Written exercise
Write out the listing in full, matching it word for word.

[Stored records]

━━━━━━━━━━

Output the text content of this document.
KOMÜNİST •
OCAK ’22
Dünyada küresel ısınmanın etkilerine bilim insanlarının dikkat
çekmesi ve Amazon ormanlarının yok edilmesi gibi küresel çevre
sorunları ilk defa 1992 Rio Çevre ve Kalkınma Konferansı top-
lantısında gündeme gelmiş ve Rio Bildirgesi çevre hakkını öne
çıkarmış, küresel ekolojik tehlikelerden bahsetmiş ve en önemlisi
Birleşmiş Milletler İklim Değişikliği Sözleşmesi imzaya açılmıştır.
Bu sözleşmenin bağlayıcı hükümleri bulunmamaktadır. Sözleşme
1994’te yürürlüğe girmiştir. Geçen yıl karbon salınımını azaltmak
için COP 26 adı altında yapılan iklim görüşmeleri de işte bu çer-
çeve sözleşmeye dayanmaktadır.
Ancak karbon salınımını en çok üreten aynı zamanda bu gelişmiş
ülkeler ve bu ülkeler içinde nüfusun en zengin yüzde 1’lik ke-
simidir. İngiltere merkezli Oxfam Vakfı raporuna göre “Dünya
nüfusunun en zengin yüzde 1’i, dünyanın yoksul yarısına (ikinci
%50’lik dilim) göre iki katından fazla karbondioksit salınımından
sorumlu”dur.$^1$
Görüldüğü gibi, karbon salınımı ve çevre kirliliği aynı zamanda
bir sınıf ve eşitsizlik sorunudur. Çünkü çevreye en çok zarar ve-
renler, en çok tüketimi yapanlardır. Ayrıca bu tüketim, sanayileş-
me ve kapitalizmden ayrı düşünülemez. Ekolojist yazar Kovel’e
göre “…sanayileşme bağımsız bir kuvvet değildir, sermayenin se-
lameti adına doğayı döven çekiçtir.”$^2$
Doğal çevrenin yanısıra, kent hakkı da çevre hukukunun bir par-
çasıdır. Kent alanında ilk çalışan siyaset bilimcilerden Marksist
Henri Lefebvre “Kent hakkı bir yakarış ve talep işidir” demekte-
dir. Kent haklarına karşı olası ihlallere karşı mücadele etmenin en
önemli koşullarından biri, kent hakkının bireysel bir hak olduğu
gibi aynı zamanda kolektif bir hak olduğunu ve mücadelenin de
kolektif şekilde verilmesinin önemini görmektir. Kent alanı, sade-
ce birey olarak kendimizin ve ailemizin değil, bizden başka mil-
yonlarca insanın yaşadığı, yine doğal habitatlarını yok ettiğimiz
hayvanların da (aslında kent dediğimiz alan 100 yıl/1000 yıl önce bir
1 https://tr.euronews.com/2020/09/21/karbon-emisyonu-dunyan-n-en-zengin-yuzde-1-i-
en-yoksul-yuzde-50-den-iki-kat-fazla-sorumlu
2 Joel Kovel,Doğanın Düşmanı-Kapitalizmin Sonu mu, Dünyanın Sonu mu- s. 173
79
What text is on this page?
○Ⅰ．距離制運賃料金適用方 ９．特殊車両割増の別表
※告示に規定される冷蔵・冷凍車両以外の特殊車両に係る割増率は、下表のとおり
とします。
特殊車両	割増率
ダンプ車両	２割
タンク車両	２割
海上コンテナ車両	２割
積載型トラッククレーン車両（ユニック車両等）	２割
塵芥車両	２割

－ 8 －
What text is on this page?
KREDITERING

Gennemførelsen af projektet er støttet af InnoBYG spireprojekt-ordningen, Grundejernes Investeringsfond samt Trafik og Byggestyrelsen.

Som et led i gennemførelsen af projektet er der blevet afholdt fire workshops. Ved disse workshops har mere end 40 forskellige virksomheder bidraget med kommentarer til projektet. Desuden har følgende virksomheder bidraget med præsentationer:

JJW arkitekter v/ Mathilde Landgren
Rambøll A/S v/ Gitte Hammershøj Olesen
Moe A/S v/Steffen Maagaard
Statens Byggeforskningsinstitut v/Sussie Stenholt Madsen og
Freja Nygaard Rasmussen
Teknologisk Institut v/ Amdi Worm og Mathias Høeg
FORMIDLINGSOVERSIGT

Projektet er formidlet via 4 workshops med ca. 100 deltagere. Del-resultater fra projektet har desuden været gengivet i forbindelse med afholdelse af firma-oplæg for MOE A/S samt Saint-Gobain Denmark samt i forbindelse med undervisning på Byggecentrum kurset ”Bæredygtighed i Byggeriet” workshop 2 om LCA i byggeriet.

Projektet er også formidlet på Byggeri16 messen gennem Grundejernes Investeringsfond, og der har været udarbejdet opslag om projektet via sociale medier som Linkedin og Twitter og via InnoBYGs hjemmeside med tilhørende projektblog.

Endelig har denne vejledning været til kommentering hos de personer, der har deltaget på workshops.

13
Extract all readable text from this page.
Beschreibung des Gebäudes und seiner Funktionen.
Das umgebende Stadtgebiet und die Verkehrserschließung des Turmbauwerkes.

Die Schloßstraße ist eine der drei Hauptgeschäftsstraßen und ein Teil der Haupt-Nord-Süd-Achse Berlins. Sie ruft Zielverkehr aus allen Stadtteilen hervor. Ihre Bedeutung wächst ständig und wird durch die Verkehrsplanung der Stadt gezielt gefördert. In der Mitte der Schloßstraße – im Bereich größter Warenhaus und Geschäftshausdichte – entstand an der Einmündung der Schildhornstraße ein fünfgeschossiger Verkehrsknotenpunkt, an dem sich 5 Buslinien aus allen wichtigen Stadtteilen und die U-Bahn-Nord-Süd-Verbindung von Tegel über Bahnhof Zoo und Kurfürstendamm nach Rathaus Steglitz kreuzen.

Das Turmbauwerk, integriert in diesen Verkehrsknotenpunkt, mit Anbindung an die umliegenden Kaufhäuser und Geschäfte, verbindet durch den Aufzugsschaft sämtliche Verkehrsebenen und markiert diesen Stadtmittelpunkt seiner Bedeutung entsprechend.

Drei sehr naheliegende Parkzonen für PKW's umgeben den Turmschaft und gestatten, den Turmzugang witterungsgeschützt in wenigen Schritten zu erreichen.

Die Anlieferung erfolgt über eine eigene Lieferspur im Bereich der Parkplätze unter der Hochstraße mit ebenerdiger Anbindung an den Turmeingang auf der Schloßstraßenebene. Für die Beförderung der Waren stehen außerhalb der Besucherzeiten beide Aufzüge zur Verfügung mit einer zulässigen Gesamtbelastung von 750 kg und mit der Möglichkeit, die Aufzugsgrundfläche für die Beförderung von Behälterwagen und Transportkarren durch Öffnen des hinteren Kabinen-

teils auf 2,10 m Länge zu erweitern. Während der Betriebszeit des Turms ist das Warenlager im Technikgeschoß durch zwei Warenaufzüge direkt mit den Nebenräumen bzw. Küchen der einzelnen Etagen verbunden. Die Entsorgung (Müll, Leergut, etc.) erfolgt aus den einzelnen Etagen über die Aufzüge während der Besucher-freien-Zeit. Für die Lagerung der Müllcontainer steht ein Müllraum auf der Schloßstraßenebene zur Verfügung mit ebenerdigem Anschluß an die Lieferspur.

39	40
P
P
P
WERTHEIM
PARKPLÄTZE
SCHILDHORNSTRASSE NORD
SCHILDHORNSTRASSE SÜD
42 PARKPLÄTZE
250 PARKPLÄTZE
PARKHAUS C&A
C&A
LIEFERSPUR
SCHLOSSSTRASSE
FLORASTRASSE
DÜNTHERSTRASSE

━━━━━━━━━━

Correct response
Output the text content of this document.
KOMÜNİST •
OCAK ’22
Dünyada küresel ısınmanın etkilerine bilim insanlarının dikkat
çekmesi ve Amazon ormanlarının yok edilmesi gibi küresel çevre
sorunları ilk defa 1992 Rio Çevre ve Kalkınma Konferansı top-
lantısında gündeme gelmiş ve Rio Bildirgesi çevre hakkını öne
çıkarmış, küresel ekolojik tehlikelerden bahsetmiş ve en önemlisi
Birleşmiş Milletler İklim Değişikliği Sözleşmesi imzaya açılmıştır.
Bu sözleşmenin bağlayıcı hükümleri bulunmamaktadır. Sözleşme
1994’te yürürlüğe girmiştir. Geçen yıl karbon salınımını azaltmak
için COP 26 adı altında yapılan iklim görüşmeleri de işte bu çer-
çeve sözleşmeye dayanmaktadır.
Ancak karbon salınımını en çok üreten aynı zamanda bu gelişmiş
ülkeler ve bu ülkeler içinde nüfusun en zengin yüzde 1’lik ke-
simidir. İngiltere merkezli Oxfam Vakfı raporuna göre “Dünya
nüfusunun en zengin yüzde 1’i, dünyanın yoksul yarısına (ikinci
%50’lik dilim) göre iki katından fazla karbondioksit salınımından
sorumlu”dur.$^1$
Görüldüğü gibi, karbon salınımı ve çevre kirliliği aynı zamanda
bir sınıf ve eşitsizlik sorunudur. Çünkü çevreye en çok zarar ve-
renler, en çok tüketimi yapanlardır. Ayrıca bu tüketim, sanayileş-
me ve kapitalizmden ayrı düşünülemez. Ekolojist yazar Kovel’e
göre “…sanayileşme bağımsız bir kuvvet değildir, sermayenin se-
lameti adına doğayı döven çekiçtir.”$^2$
Doğal çevrenin yanısıra, kent hakkı da çevre hukukunun bir par-
çasıdır. Kent alanında ilk çalışan siyaset bilimcilerden Marksist
Henri Lefebvre “Kent hakkı bir yakarış ve talep işidir” demekte-
dir. Kent haklarına karşı olası ihlallere karşı mücadele etmenin en
önemli koşullarından biri, kent hakkının bireysel bir hak olduğu
gibi aynı zamanda kolektif bir hak olduğunu ve mücadelenin de
kolektif şekilde verilmesinin önemini görmektir. Kent alanı, sade-
ce birey olarak kendimizin ve ailemizin değil, bizden başka mil-
yonlarca insanın yaşadığı, yine doğal habitatlarını yok ettiğimiz
hayvanların da (aslında kent dediğimiz alan 100 yıl/1000 yıl önce bir
1 https://tr.euronews.com/2020/09/21/karbon-emisyonu-dunyan-n-en-zengin-yuzde-1-i-
en-yoksul-yuzde-50-den-iki-kat-fazla-sorumlu
2 Joel Kovel,Doğanın Düşmanı-Kapitalizmin Sonu mu, Dünyanın Sonu mu- s. 173
79
What text is on this page?
○Ⅰ．距離制運賃料金適用方 ９．特殊車両割増の別表
※告示に規定される冷蔵・冷凍車両以外の特殊車両に係る割増率は、下表のとおり
とします。
特殊車両	割増率
ダンプ車両	２割
タンク車両	２割
海上コンテナ車両	２割
積載型トラッククレーン車両（ユニック車両等）	２割
塵芥車両	２割

－ 8 －
What text is on this page?
KREDITERING

Gennemførelsen af projektet er støttet af InnoBYG spireprojekt-ordningen, Grundejernes Investeringsfond samt Trafik og Byggestyrelsen.

Som et led i gennemførelsen af projektet er der blevet afholdt fire workshops. Ved disse workshops har mere end 40 forskellige virksomheder bidraget med kommentarer til projektet. Desuden har følgende virksomheder bidraget med præsentationer:

JJW arkitekter v/ Mathilde Landgren
Rambøll A/S v/ Gitte Hammershøj Olesen
Moe A/S v/Steffen Maagaard
Statens Byggeforskningsinstitut v/Sussie Stenholt Madsen og
Freja Nygaard Rasmussen
Teknologisk Institut v/ Amdi Worm og Mathias Høeg
FORMIDLINGSOVERSIGT

Projektet er formidlet via 4 workshops med ca. 100 deltagere. Del-resultater fra projektet har desuden været gengivet i forbindelse med afholdelse af firma-oplæg for MOE A/S samt Saint-Gobain Denmark samt i forbindelse med undervisning på Byggecentrum kurset ”Bæredygtighed i Byggeriet” workshop 2 om LCA i byggeriet.

Projektet er også formidlet på Byggeri16 messen gennem Grundejernes Investeringsfond, og der har været udarbejdet opslag om projektet via sociale medier som Linkedin og Twitter og via InnoBYGs hjemmeside med tilhørende projektblog.

Endelig har denne vejledning været til kommentering hos de personer, der har deltaget på workshops.

13
Extract all readable text from this page.
Beschreibung des Gebäudes und seiner Funktionen.
Das umgebende Stadtgebiet und die Verkehrserschließung des Turmbauwerkes.

Die Schloßstraße ist eine der drei Hauptgeschäftsstraßen und ein Teil der Haupt-Nord-Süd-Achse Berlins. Sie ruft Zielverkehr aus allen Stadtteilen hervor. Ihre Bedeutung wächst ständig und wird durch die Verkehrsplanung der Stadt gezielt gefördert. In der Mitte der Schloßstraße – im Bereich größter Warenhaus und Geschäftshausdichte – entstand an der Einmündung der Schildhornstraße ein fünfgeschossiger Verkehrsknotenpunkt, an dem sich 5 Buslinien aus allen wichtigen Stadtteilen und die U-Bahn-Nord-Süd-Verbindung von Tegel über Bahnhof Zoo und Kurfürstendamm nach Rathaus Steglitz kreuzen.

Das Turmbauwerk, integriert in diesen Verkehrsknotenpunkt, mit Anbindung an die umliegenden Kaufhäuser und Geschäfte, verbindet durch den Aufzugsschaft sämtliche Verkehrsebenen und markiert diesen Stadtmittelpunkt seiner Bedeutung entsprechend.

Drei sehr naheliegende Parkzonen für PKW's umgeben den Turmschaft und gestatten, den Turmzugang witterungsgeschützt in wenigen Schritten zu erreichen.

Die Anlieferung erfolgt über eine eigene Lieferspur im Bereich der Parkplätze unter der Hochstraße mit ebenerdiger Anbindung an den Turmeingang auf der Schloßstraßenebene. Für die Beförderung der Waren stehen außerhalb der Besucherzeiten beide Aufzüge zur Verfügung mit einer zulässigen Gesamtbelastung von 750 kg und mit der Möglichkeit, die Aufzugsgrundfläche für die Beförderung von Behälterwagen und Transportkarren durch Öffnen des hinteren Kabinen-

teils auf 2,10 m Länge zu erweitern. Während der Betriebszeit des Turms ist das Warenlager im Technikgeschoß durch zwei Warenaufzüge direkt mit den Nebenräumen bzw. Küchen der einzelnen Etagen verbunden. Die Entsorgung (Müll, Leergut, etc.) erfolgt aus den einzelnen Etagen über die Aufzüge während der Besucher-freien-Zeit. Für die Lagerung der Müllcontainer steht ein Müllraum auf der Schloßstraßenebene zur Verfügung mit ebenerdigem Anschluß an die Lieferspur.

39	40
P
P
P
WERTHEIM
PARKPLÄTZE
SCHILDHORNSTRASSE NORD
SCHILDHORNSTRASSE SÜD
42 PARKPLÄTZE
250 PARKPLÄTZE
PARKHAUS C&A
C&A
LIEFERSPUR
SCHLOSSSTRASSE
FLORASTRASSE
DÜNTHERSTRASSE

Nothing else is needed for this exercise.